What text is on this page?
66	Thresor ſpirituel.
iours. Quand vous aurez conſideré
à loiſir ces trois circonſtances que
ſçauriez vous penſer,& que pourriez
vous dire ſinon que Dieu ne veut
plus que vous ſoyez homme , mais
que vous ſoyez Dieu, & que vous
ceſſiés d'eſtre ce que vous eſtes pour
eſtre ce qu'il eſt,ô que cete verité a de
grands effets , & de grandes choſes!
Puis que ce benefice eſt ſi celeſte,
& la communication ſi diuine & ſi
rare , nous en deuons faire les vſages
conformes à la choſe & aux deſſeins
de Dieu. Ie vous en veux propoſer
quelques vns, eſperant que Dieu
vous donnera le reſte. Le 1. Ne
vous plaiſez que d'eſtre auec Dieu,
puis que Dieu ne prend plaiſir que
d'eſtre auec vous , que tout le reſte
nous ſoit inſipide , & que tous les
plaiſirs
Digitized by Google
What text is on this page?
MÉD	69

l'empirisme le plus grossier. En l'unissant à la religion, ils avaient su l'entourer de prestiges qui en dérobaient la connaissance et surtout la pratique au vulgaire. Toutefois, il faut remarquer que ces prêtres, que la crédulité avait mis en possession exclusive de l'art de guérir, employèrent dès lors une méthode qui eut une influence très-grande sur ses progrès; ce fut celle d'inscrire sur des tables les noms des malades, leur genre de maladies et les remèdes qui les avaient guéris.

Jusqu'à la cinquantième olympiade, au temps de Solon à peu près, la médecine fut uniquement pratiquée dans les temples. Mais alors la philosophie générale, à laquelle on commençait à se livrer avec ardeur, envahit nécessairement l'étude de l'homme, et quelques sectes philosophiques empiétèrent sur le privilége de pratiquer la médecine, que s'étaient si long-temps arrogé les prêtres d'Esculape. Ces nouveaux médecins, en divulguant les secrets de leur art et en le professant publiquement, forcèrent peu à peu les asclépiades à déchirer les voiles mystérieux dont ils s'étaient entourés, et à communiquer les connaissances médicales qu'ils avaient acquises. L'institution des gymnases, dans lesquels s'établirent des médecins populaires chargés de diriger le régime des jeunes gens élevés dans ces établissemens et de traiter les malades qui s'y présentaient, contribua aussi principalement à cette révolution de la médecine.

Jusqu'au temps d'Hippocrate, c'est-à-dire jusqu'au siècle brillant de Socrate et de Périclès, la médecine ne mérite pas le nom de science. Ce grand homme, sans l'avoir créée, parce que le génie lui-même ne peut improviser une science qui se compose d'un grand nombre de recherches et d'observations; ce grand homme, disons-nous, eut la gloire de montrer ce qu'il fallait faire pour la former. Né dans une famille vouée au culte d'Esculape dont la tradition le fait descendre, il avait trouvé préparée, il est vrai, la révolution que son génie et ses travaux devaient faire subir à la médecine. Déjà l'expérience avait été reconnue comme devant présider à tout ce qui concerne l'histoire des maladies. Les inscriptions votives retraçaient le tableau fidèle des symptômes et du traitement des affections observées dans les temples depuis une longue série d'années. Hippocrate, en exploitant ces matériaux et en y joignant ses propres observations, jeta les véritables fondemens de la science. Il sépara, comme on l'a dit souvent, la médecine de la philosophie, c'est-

=-=-=

## Task goal
Repeat each record exactly, leaving nothing out.

## Written response
What text is on this page?
66	Thresor ſpirituel.
iours. Quand vous aurez conſideré
à loiſir ces trois circonſtances que
ſçauriez vous penſer,& que pourriez
vous dire ſinon que Dieu ne veut
plus que vous ſoyez homme , mais
que vous ſoyez Dieu, & que vous
ceſſiés d'eſtre ce que vous eſtes pour
eſtre ce qu'il eſt,ô que cete verité a de
grands effets , & de grandes choſes!
Puis que ce benefice eſt ſi celeſte,
& la communication ſi diuine & ſi
rare , nous en deuons faire les vſages
conformes à la choſe & aux deſſeins
de Dieu. Ie vous en veux propoſer
quelques vns, eſperant que Dieu
vous donnera le reſte. Le 1. Ne
vous plaiſez que d'eſtre auec Dieu,
puis que Dieu ne prend plaiſir que
d'eſtre auec vous , que tout le reſte
nous ſoit inſipide , & que tous les
plaiſirs
Digitized by Google
What text is on this page?
MÉD	69

l'empirisme le plus grossier. En l'unissant à la religion, ils avaient su l'entourer de prestiges qui en dérobaient la connaissance et surtout la pratique au vulgaire. Toutefois, il faut remarquer que ces prêtres, que la crédulité avait mis en possession exclusive de l'art de guérir, employèrent dès lors une méthode qui eut une influence très-grande sur ses progrès; ce fut celle d'inscrire sur des tables les noms des malades, leur genre de maladies et les remèdes qui les avaient guéris.

Jusqu'à la cinquantième olympiade, au temps de Solon à peu près, la médecine fut uniquement pratiquée dans les temples. Mais alors la philosophie générale, à laquelle on commençait à se livrer avec ardeur, envahit nécessairement l'étude de l'homme, et quelques sectes philosophiques empiétèrent sur le privilége de pratiquer la médecine, que s'étaient si long-temps arrogé les prêtres d'Esculape. Ces nouveaux médecins, en divulguant les secrets de leur art et en le professant publiquement, forcèrent peu à peu les asclépiades à déchirer les voiles mystérieux dont ils s'étaient entourés, et à communiquer les connaissances médicales qu'ils avaient acquises. L'institution des gymnases, dans lesquels s'établirent des médecins populaires chargés de diriger le régime des jeunes gens élevés dans ces établissemens et de traiter les malades qui s'y présentaient, contribua aussi principalement à cette révolution de la médecine.

Jusqu'au temps d'Hippocrate, c'est-à-dire jusqu'au siècle brillant de Socrate et de Périclès, la médecine ne mérite pas le nom de science. Ce grand homme, sans l'avoir créée, parce que le génie lui-même ne peut improviser une science qui se compose d'un grand nombre de recherches et d'observations; ce grand homme, disons-nous, eut la gloire de montrer ce qu'il fallait faire pour la former. Né dans une famille vouée au culte d'Esculape dont la tradition le fait descendre, il avait trouvé préparée, il est vrai, la révolution que son génie et ses travaux devaient faire subir à la médecine. Déjà l'expérience avait été reconnue comme devant présider à tout ce qui concerne l'histoire des maladies. Les inscriptions votives retraçaient le tableau fidèle des symptômes et du traitement des affections observées dans les temples depuis une longue série d'années. Hippocrate, en exploitant ces matériaux et en y joignant ses propres observations, jeta les véritables fondemens de la science. Il sépara, comme on l'a dit souvent, la médecine de la philosophie, c'est-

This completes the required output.